__STORED DATA__:

-- Start --

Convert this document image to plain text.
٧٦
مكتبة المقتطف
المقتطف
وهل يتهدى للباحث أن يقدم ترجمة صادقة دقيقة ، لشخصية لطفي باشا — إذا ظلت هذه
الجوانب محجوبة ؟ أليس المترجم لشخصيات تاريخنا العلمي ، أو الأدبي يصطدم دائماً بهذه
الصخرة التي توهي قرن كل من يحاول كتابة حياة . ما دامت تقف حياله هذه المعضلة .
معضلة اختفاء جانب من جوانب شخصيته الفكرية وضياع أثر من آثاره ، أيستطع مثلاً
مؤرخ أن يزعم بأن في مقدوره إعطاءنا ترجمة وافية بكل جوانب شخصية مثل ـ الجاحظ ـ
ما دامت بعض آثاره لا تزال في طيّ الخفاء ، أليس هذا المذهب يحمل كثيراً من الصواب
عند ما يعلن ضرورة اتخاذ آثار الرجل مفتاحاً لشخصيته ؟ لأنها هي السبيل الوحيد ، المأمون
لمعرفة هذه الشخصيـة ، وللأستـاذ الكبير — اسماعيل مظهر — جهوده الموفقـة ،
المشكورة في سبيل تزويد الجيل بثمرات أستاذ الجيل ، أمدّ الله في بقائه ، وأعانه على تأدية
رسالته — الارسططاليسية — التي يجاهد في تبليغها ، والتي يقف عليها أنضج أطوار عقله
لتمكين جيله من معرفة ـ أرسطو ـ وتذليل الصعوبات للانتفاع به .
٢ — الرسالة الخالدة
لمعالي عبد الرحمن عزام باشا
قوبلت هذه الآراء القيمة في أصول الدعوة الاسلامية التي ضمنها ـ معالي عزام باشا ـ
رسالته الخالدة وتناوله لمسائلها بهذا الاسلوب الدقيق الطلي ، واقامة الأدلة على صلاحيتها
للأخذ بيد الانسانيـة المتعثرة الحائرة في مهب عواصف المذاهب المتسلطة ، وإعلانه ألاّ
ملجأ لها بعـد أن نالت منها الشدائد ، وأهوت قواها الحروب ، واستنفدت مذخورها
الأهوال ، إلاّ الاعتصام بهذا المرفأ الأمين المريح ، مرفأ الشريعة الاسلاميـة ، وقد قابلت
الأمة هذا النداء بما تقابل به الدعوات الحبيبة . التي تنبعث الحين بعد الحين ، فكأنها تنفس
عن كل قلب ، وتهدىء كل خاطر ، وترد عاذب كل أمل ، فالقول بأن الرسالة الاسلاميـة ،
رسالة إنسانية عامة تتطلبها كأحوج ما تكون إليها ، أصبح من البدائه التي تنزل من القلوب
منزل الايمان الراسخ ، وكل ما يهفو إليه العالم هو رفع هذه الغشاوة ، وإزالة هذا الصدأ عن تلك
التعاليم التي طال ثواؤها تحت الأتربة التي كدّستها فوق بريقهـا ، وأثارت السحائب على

-- End --

__TASK__:
Copy out the whole listing exactly.

__OUTPUT BELOW__:
Convert this document image to plain text.
٧٦
مكتبة المقتطف
المقتطف
وهل يتهدى للباحث أن يقدم ترجمة صادقة دقيقة ، لشخصية لطفي باشا — إذا ظلت هذه
الجوانب محجوبة ؟ أليس المترجم لشخصيات تاريخنا العلمي ، أو الأدبي يصطدم دائماً بهذه
الصخرة التي توهي قرن كل من يحاول كتابة حياة . ما دامت تقف حياله هذه المعضلة .
معضلة اختفاء جانب من جوانب شخصيته الفكرية وضياع أثر من آثاره ، أيستطع مثلاً
مؤرخ أن يزعم بأن في مقدوره إعطاءنا ترجمة وافية بكل جوانب شخصية مثل ـ الجاحظ ـ
ما دامت بعض آثاره لا تزال في طيّ الخفاء ، أليس هذا المذهب يحمل كثيراً من الصواب
عند ما يعلن ضرورة اتخاذ آثار الرجل مفتاحاً لشخصيته ؟ لأنها هي السبيل الوحيد ، المأمون
لمعرفة هذه الشخصيـة ، وللأستـاذ الكبير — اسماعيل مظهر — جهوده الموفقـة ،
المشكورة في سبيل تزويد الجيل بثمرات أستاذ الجيل ، أمدّ الله في بقائه ، وأعانه على تأدية
رسالته — الارسططاليسية — التي يجاهد في تبليغها ، والتي يقف عليها أنضج أطوار عقله
لتمكين جيله من معرفة ـ أرسطو ـ وتذليل الصعوبات للانتفاع به .
٢ — الرسالة الخالدة
لمعالي عبد الرحمن عزام باشا
قوبلت هذه الآراء القيمة في أصول الدعوة الاسلامية التي ضمنها ـ معالي عزام باشا ـ
رسالته الخالدة وتناوله لمسائلها بهذا الاسلوب الدقيق الطلي ، واقامة الأدلة على صلاحيتها
للأخذ بيد الانسانيـة المتعثرة الحائرة في مهب عواصف المذاهب المتسلطة ، وإعلانه ألاّ
ملجأ لها بعـد أن نالت منها الشدائد ، وأهوت قواها الحروب ، واستنفدت مذخورها
الأهوال ، إلاّ الاعتصام بهذا المرفأ الأمين المريح ، مرفأ الشريعة الاسلاميـة ، وقد قابلت
الأمة هذا النداء بما تقابل به الدعوات الحبيبة . التي تنبعث الحين بعد الحين ، فكأنها تنفس
عن كل قلب ، وتهدىء كل خاطر ، وترد عاذب كل أمل ، فالقول بأن الرسالة الاسلاميـة ،
رسالة إنسانية عامة تتطلبها كأحوج ما تكون إليها ، أصبح من البدائه التي تنزل من القلوب
منزل الايمان الراسخ ، وكل ما يهفو إليه العالم هو رفع هذه الغشاوة ، وإزالة هذا الصدأ عن تلك
التعاليم التي طال ثواؤها تحت الأتربة التي كدّستها فوق بريقهـا ، وأثارت السحائب على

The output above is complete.